By Kristen Von Bampus
We started the day with an early morning train from Freiburg, Germany, where our hotel was located, and went out to Karlsruhe, Germany for the day. Our first stop was KIT, Karlsruhe Institute of Technology. There Dr. Bastian Chlond talked to us about developing multi-modal transport systems. His presentation started with a brief history of Karlsruhe’s transport history. The city saw a large decrease in bike users in the 60’s and 70’s as the popularity of car use increased. The prevalence of car use also created a division between car owners, who were often rich and lived outside the city center, and the carless, who were often poorer and lived inside city centers.
Chlond’s initial analysis compared private car ownership/use–a “universal mode”–to “specialist modes” which included cycling, public transit, railway, and walking. Each of these “specialists” have specific kinds of trips/distances they are beneficial for, so in order for them to work as a viable alternative to the car, they have to complement each other easily and smoothly. This perfect integration would compensate for each individual mode’s weaknesses. In past years, the number of multi-modal individuals using many of these “specialists” have actually been going up, especially among young adults possibly because of new mobility services that are available, decreases in car usability/availability, cheap “student” tickets, decrease in attractiveness of car ownership, etc. We learned that to continue increasing the number of multi-modals it will be necessary to make sure the use and connections within this complex system become easy to understand.

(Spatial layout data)

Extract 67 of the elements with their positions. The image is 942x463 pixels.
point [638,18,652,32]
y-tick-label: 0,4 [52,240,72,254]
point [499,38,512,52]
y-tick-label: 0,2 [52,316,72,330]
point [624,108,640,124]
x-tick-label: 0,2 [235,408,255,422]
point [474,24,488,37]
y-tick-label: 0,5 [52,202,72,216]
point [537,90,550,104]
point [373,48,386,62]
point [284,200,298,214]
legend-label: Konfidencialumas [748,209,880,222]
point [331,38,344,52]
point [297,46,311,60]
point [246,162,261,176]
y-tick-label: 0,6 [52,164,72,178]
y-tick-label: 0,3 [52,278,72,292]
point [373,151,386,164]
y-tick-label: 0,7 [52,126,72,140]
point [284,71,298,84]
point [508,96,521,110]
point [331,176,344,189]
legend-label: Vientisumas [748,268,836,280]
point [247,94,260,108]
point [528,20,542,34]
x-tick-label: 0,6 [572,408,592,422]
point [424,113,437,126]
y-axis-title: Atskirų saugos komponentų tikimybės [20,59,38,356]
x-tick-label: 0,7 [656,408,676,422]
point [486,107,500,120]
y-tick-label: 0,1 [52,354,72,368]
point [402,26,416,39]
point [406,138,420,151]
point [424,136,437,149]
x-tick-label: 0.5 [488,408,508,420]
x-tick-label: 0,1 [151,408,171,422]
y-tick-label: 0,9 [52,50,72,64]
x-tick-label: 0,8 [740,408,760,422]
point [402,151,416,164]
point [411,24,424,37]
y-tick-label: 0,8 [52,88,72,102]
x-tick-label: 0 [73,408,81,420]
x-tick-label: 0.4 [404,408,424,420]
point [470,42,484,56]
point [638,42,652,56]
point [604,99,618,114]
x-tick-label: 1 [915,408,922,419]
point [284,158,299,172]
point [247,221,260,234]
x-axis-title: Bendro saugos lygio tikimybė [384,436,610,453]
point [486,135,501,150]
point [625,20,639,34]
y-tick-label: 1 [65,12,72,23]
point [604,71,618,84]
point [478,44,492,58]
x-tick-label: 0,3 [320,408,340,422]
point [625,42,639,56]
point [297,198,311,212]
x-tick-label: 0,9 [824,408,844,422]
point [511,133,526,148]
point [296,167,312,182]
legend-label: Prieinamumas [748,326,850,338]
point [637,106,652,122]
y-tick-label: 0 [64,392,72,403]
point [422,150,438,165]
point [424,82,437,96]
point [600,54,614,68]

Jobs:
[a] Decide whether each statement agrees with the Karlsruhe transport post, answering yes or no and quoting the deciding words: (i) The group's hotel was in Karlsruhe. (ii) Karlsruhe saw a large drop in bike users in the 60's and 70's. (iii) Chlond counted cycling as a "universal mode."
[b] According to the Karlsruhe transport post, among which group has the number of multi-modal individuals been rising especially?
[c] Extend the Karlsruhe transport post onward from its final sentence.

Answers for the tasks:
[a]
(i) No: "an early morning train from Freiburg, Germany, where our hotel was located"
(ii) Yes: "The city saw a large decrease in bike users in the 60’s and 70’s as the popularity of car use increased."
(iii) No: "“specialist modes” which included cycling, public transit, railway, and walking"

[b] Young adults.

[c]
Karlsruhe has always been known as a car-user friendly city, but oddly enough is also known for its environmentally friendly modes. In the 70’s, unlike other cities, Karlsruhe did not abandon its tramway operation. In the 90’s, the extension of the tramway network took place while there was also the creation of a combined tramway and railway system. This public transit development even led to the the smoothing out of real estate prices inside and outside the city center.
In terms of cycling as a sustainable option, the city only just began to develop it as a system within the last decade. In order for cycling promotion to work, the system had to be a real network not a bunch of isolated paths. This cycling infrastructure required making more space available for bikes on the roads and redistributing signaling times to prioritize bikers. Many benefits come from an increased use of cycling and development of its infrastructure–the cost of construction and maintenance for its infrastructure is relatively cheap compared to that of car infrastructure, more people biking means more space for conservatives who still want to drive cars, and the space needed for roads and parking spots is relatively small.
An overwhelming theme from Karlsruhe’s work towards an integrated sustainable transport system was the balance of “push” and “pull” policies–“push” policies being restrictions or determents such as lowered speed limits or increasing parking fees for cars and “pull” policies being incentives such as user friendliness of public transit or a newly refurbished cycling infrastructure. Karlsruhe’s policies combined with public awareness have shown to work in the past several years as car use and ownership have been decreasing and use of public transit and cycling especially have increased. At the end of the presentation there was mention of future plans which included the current ongoing construction of underground infrastructure for public transit and cars.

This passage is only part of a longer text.